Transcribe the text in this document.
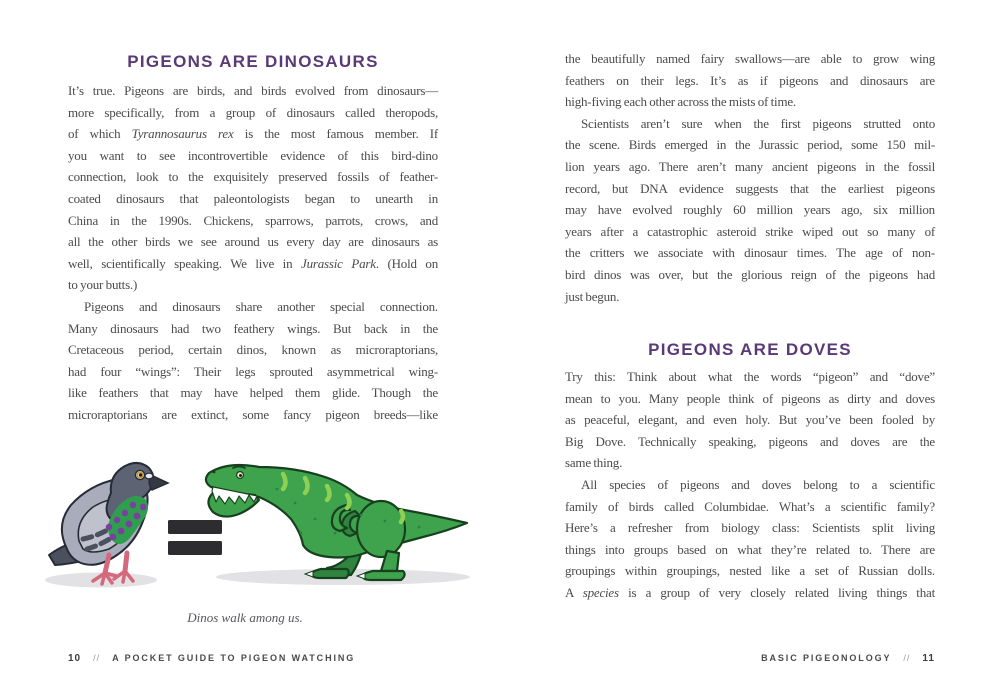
PIGEONS ARE DINOSAURS
It’s true. Pigeons are birds, and birds evolved from dinosaurs—
more specifically, from a group of dinosaurs called theropods,
of which Tyrannosaurus rex is the most famous member. If
you want to see incontrovertible evidence of this bird-dino
connection, look to the exquisitely preserved fossils of feather-
coated dinosaurs that paleontologists began to unearth in
China in the 1990s. Chickens, sparrows, parrots, crows, and
all the other birds we see around us every day are dinosaurs as
well, scientifically speaking. We live in Jurassic Park. (Hold on
to your butts.)
Pigeons and dinosaurs share another special connection.
Many dinosaurs had two feathery wings. But back in the
Cretaceous period, certain dinos, known as microraptorians,
had four “wings”: Their legs sprouted asymmetrical wing-
like feathers that may have helped them glide. Though the
microraptorians are extinct, some fancy pigeon breeds—like
Dinos walk among us.
10 // A POCKET GUIDE TO PIGEON WATCHING
the beautifully named fairy swallows—are able to grow wing
feathers on their legs. It’s as if pigeons and dinosaurs are
high-fiving each other across the mists of time.
Scientists aren’t sure when the first pigeons strutted onto
the scene. Birds emerged in the Jurassic period, some 150 mil-
lion years ago. There aren’t many ancient pigeons in the fossil
record, but DNA evidence suggests that the earliest pigeons
may have evolved roughly 60 million years ago, six million
years after a catastrophic asteroid strike wiped out so many of
the critters we associate with dinosaur times. The age of non-
bird dinos was over, but the glorious reign of the pigeons had
just begun.
PIGEONS ARE DOVES
Try this: Think about what the words “pigeon” and “dove”
mean to you. Many people think of pigeons as dirty and doves
as peaceful, elegant, and even holy. But you’ve been fooled by
Big Dove. Technically speaking, pigeons and doves are the
same thing.
All species of pigeons and doves belong to a scientific
family of birds called Columbidae. What’s a scientific family?
Here’s a refresher from biology class: Scientists split living
things into groups based on what they’re related to. There are
groupings within groupings, nested like a set of Russian dolls.
A species is a group of very closely related living things that
BASIC PIGEONOLOGY // 11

........

- SET EXERCISE -
Repeat the data exactly, without the pictures.

- ANSWER TO THIS TASK -
Transcribe the text in this document.
PIGEONS ARE DINOSAURS
It’s true. Pigeons are birds, and birds evolved from dinosaurs—
more specifically, from a group of dinosaurs called theropods,
of which Tyrannosaurus rex is the most famous member. If
you want to see incontrovertible evidence of this bird-dino
connection, look to the exquisitely preserved fossils of feather-
coated dinosaurs that paleontologists began to unearth in
China in the 1990s. Chickens, sparrows, parrots, crows, and
all the other birds we see around us every day are dinosaurs as
well, scientifically speaking. We live in Jurassic Park. (Hold on
to your butts.)
Pigeons and dinosaurs share another special connection.
Many dinosaurs had two feathery wings. But back in the
Cretaceous period, certain dinos, known as microraptorians,
had four “wings”: Their legs sprouted asymmetrical wing-
like feathers that may have helped them glide. Though the
microraptorians are extinct, some fancy pigeon breeds—like
Dinos walk among us.
10 // A POCKET GUIDE TO PIGEON WATCHING
the beautifully named fairy swallows—are able to grow wing
feathers on their legs. It’s as if pigeons and dinosaurs are
high-fiving each other across the mists of time.
Scientists aren’t sure when the first pigeons strutted onto
the scene. Birds emerged in the Jurassic period, some 150 mil-
lion years ago. There aren’t many ancient pigeons in the fossil
record, but DNA evidence suggests that the earliest pigeons
may have evolved roughly 60 million years ago, six million
years after a catastrophic asteroid strike wiped out so many of
the critters we associate with dinosaur times. The age of non-
bird dinos was over, but the glorious reign of the pigeons had
just begun.
PIGEONS ARE DOVES
Try this: Think about what the words “pigeon” and “dove”
mean to you. Many people think of pigeons as dirty and doves
as peaceful, elegant, and even holy. But you’ve been fooled by
Big Dove. Technically speaking, pigeons and doves are the
same thing.
All species of pigeons and doves belong to a scientific
family of birds called Columbidae. What’s a scientific family?
Here’s a refresher from biology class: Scientists split living
things into groups based on what they’re related to. There are
groupings within groupings, nested like a set of Russian dolls.
A species is a group of very closely related living things that
BASIC PIGEONOLOGY // 11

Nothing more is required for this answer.